» **STATED PROBLEM**:
Sift the material for lines containing "text", and return them.

===== RECORD EXCERPTS =====

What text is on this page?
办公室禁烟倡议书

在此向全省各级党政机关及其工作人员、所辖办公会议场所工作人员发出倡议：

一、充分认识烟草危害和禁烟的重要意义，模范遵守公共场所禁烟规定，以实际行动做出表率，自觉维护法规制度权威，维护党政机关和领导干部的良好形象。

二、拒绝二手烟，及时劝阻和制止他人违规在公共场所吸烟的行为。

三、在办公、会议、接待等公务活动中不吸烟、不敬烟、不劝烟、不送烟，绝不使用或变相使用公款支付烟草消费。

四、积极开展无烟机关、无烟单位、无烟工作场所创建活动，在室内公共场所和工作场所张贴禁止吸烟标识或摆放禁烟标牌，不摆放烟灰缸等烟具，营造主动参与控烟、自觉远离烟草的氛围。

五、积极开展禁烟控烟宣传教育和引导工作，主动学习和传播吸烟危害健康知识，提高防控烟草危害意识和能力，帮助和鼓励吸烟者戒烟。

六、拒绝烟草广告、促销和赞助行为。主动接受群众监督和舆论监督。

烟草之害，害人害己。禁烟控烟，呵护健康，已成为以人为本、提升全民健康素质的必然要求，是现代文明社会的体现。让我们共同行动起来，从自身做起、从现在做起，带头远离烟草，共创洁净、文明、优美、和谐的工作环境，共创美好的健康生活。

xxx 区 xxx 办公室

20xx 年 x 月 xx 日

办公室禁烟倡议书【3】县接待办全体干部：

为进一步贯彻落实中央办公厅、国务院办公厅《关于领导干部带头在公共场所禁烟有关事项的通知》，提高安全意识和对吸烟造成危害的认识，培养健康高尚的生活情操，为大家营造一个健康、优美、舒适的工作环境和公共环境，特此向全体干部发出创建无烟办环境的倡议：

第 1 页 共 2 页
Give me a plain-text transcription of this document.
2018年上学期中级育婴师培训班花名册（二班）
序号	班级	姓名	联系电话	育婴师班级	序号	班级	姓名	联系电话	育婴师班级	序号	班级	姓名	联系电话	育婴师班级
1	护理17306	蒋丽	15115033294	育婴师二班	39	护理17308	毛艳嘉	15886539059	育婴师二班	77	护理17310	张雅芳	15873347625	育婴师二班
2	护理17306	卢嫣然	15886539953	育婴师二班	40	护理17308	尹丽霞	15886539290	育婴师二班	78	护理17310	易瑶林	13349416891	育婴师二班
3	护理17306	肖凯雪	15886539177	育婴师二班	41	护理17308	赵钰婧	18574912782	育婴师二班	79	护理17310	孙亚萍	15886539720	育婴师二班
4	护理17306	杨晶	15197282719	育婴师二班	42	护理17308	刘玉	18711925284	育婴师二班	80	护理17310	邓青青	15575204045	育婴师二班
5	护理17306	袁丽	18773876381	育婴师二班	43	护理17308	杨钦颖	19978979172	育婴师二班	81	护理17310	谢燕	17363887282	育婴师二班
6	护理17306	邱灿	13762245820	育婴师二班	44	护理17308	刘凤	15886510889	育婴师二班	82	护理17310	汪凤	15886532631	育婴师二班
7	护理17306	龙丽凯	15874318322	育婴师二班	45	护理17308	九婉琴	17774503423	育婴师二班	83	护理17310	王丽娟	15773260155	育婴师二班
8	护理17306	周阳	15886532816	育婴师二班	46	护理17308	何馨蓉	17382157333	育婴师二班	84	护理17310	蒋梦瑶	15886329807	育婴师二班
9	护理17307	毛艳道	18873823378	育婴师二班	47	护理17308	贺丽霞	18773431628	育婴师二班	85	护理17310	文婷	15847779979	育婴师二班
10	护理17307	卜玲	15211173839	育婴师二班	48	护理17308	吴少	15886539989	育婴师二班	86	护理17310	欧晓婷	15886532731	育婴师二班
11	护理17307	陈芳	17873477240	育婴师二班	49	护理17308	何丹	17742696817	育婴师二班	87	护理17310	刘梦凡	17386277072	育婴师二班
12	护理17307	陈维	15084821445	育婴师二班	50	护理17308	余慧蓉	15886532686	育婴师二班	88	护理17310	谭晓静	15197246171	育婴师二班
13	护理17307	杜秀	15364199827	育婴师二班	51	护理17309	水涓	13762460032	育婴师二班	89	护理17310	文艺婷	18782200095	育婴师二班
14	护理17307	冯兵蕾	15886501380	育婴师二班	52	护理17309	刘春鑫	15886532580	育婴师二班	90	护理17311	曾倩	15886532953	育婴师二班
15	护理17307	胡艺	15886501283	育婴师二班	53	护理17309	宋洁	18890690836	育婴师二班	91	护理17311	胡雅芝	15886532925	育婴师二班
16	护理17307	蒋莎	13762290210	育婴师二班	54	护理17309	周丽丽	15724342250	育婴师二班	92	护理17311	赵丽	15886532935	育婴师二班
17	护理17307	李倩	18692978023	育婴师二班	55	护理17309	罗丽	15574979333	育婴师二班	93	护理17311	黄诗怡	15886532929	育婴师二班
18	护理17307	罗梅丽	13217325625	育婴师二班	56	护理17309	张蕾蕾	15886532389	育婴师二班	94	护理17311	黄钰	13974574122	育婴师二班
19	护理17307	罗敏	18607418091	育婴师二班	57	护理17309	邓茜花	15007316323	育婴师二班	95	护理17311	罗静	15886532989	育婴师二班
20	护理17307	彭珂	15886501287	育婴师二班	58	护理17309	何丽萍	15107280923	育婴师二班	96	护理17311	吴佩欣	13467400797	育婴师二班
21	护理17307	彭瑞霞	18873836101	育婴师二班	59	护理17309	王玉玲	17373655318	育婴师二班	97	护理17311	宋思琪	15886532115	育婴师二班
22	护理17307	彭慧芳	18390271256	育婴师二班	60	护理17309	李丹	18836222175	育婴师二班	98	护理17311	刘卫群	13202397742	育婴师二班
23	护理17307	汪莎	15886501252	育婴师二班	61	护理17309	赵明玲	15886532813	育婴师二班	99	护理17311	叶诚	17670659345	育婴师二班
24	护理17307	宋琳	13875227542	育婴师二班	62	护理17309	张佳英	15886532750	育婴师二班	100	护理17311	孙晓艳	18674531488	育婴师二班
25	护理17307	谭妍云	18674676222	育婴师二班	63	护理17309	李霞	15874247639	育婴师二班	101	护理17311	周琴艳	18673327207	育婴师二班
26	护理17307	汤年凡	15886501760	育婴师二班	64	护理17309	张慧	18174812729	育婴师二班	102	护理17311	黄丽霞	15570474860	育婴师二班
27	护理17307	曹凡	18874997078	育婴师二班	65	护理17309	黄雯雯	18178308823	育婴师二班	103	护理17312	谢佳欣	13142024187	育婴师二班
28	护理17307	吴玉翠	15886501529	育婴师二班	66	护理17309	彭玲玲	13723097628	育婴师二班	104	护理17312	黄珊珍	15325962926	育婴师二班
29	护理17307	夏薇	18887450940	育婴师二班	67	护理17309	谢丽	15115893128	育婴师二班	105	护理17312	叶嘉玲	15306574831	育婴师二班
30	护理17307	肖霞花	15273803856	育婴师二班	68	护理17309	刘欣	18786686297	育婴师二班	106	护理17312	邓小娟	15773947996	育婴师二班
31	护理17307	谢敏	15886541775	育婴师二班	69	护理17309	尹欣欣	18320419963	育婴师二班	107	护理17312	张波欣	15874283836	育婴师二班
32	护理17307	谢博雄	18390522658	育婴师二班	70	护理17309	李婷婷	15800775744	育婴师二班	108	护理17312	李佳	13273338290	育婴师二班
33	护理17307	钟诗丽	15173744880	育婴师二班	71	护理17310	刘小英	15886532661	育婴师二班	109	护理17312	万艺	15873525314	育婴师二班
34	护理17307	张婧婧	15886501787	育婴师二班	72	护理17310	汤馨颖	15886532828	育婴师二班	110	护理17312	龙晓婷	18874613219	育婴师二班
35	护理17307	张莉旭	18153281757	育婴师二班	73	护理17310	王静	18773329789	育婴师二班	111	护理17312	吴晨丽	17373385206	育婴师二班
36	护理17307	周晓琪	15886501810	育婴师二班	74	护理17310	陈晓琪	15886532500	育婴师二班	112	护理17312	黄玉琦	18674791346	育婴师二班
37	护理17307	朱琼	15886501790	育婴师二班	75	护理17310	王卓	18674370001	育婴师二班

=====

» **WRITTEN ANSWER**:
What text is on this page?
Give me a plain-text transcription of this document.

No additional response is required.